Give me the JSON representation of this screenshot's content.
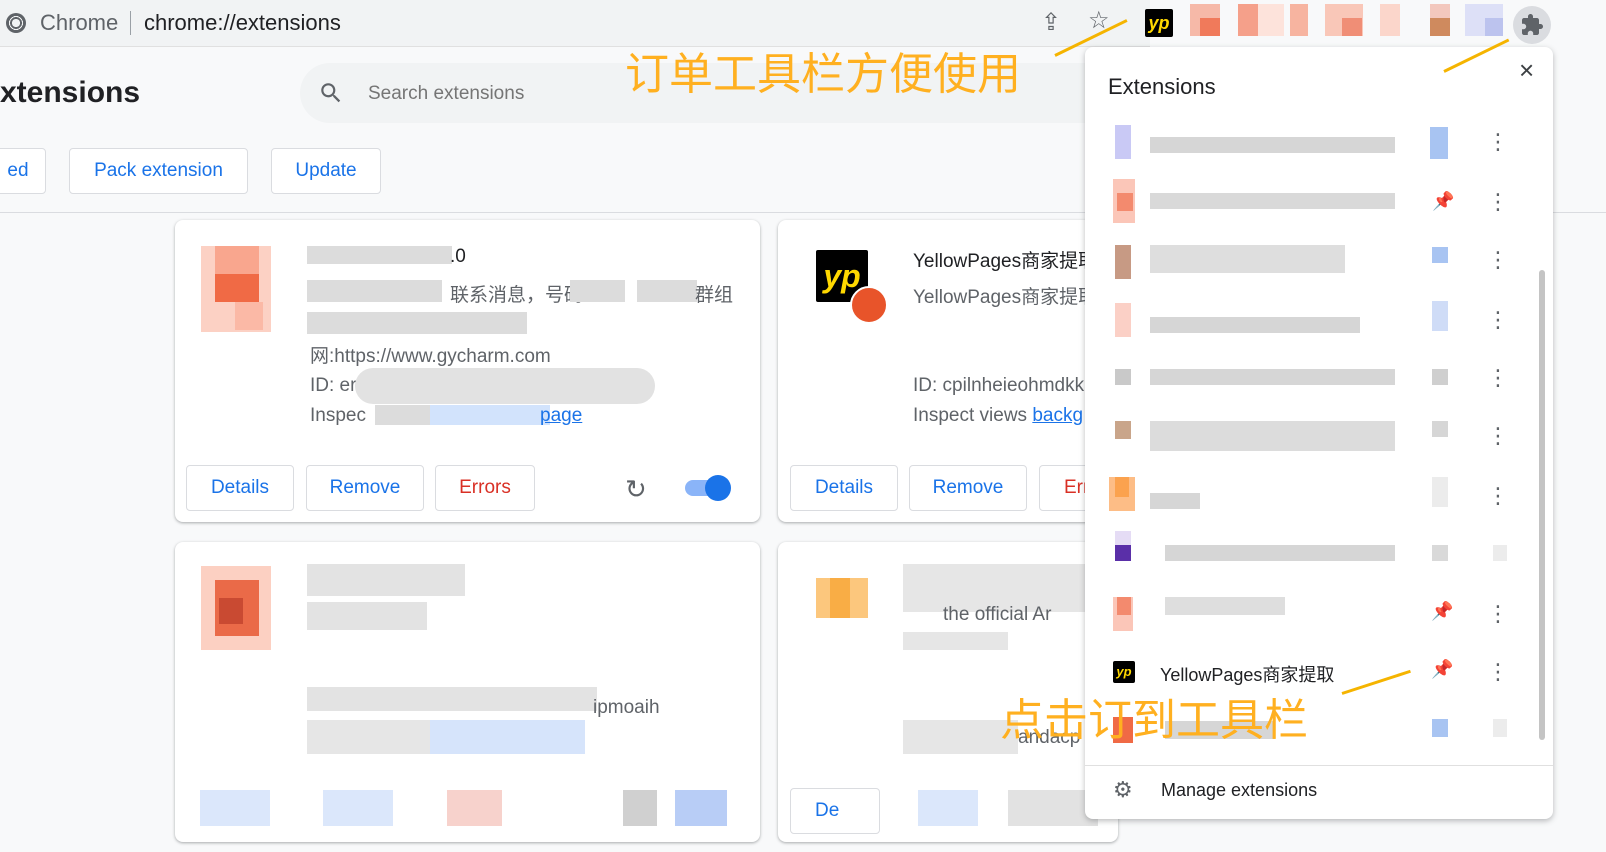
{
  "browser": {
    "label": "Chrome",
    "url": "chrome://extensions"
  },
  "page": {
    "title": "xtensions",
    "search_placeholder": "Search extensions",
    "buttons": {
      "load_unpacked": "ed",
      "pack": "Pack extension",
      "update": "Update"
    }
  },
  "cards": [
    {
      "name_suffix": ".0",
      "desc_fragment_1": "联系消息，号码",
      "desc_fragment_2": "群组",
      "website": "网:https://www.gycharm.com",
      "id_label": "ID: er",
      "inspect_label": "Inspec",
      "inspect_link": "page",
      "buttons": {
        "details": "Details",
        "remove": "Remove",
        "errors": "Errors"
      },
      "enabled": true
    },
    {
      "name": "YellowPages商家提取",
      "desc": "YellowPages商家提取",
      "id_label": "ID: cpilnheieohmdkk",
      "inspect_label": "Inspect views",
      "inspect_link": "backg",
      "buttons": {
        "details": "Details",
        "remove": "Remove",
        "errors": "Err"
      }
    },
    {
      "fragment": "ipmoaih"
    },
    {
      "fragment_1": "the official Ar",
      "fragment_2": "andacp",
      "buttons": {
        "details": "De"
      }
    }
  ],
  "popup": {
    "title": "Extensions",
    "close_icon": "close-icon",
    "items": [
      {
        "label": "",
        "pinned": false
      },
      {
        "label": "",
        "pinned": true
      },
      {
        "label": "",
        "pinned": false
      },
      {
        "label": "",
        "pinned": false
      },
      {
        "label": "",
        "pinned": false
      },
      {
        "label": "",
        "pinned": false
      },
      {
        "label": "",
        "pinned": false
      },
      {
        "label": "",
        "pinned": false
      },
      {
        "label": "",
        "pinned": true
      },
      {
        "label": "YellowPages商家提取",
        "pinned": true
      },
      {
        "label": "",
        "pinned": false
      }
    ],
    "manage": "Manage extensions"
  },
  "annotations": {
    "top": "订单工具栏方便使用",
    "bottom": "点击订到工具栏"
  },
  "colors": {
    "accent": "#1a73e8",
    "error": "#d93025",
    "annotation": "#ffb020"
  }
}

What is required:
Every line of the material is to be quoted exactly, with no pictures carried over.

Complete response:
Give me the JSON representation of this screenshot's content.
{
  "browser": {
    "label": "Chrome",
    "url": "chrome://extensions"
  },
  "page": {
    "title": "xtensions",
    "search_placeholder": "Search extensions",
    "buttons": {
      "load_unpacked": "ed",
      "pack": "Pack extension",
      "update": "Update"
    }
  },
  "cards": [
    {
      "name_suffix": ".0",
      "desc_fragment_1": "联系消息，号码",
      "desc_fragment_2": "群组",
      "website": "网:https://www.gycharm.com",
      "id_label": "ID: er",
      "inspect_label": "Inspec",
      "inspect_link": "page",
      "buttons": {
        "details": "Details",
        "remove": "Remove",
        "errors": "Errors"
      },
      "enabled": true
    },
    {
      "name": "YellowPages商家提取",
      "desc": "YellowPages商家提取",
      "id_label": "ID: cpilnheieohmdkk",
      "inspect_label": "Inspect views",
      "inspect_link": "backg",
      "buttons": {
        "details": "Details",
        "remove": "Remove",
        "errors": "Err"
      }
    },
    {
      "fragment": "ipmoaih"
    },
    {
      "fragment_1": "the official Ar",
      "fragment_2": "andacp",
      "buttons": {
        "details": "De"
      }
    }
  ],
  "popup": {
    "title": "Extensions",
    "close_icon": "close-icon",
    "items": [
      {
        "label": "",
        "pinned": false
      },
      {
        "label": "",
        "pinned": true
      },
      {
        "label": "",
        "pinned": false
      },
      {
        "label": "",
        "pinned": false
      },
      {
        "label": "",
        "pinned": false
      },
      {
        "label": "",
        "pinned": false
      },
      {
        "label": "",
        "pinned": false
      },
      {
        "label": "",
        "pinned": false
      },
      {
        "label": "",
        "pinned": true
      },
      {
        "label": "YellowPages商家提取",
        "pinned": true
      },
      {
        "label": "",
        "pinned": false
      }
    ],
    "manage": "Manage extensions"
  },
  "annotations": {
    "top": "订单工具栏方便使用",
    "bottom": "点击订到工具栏"
  },
  "colors": {
    "accent": "#1a73e8",
    "error": "#d93025",
    "annotation": "#ffb020"
  }
}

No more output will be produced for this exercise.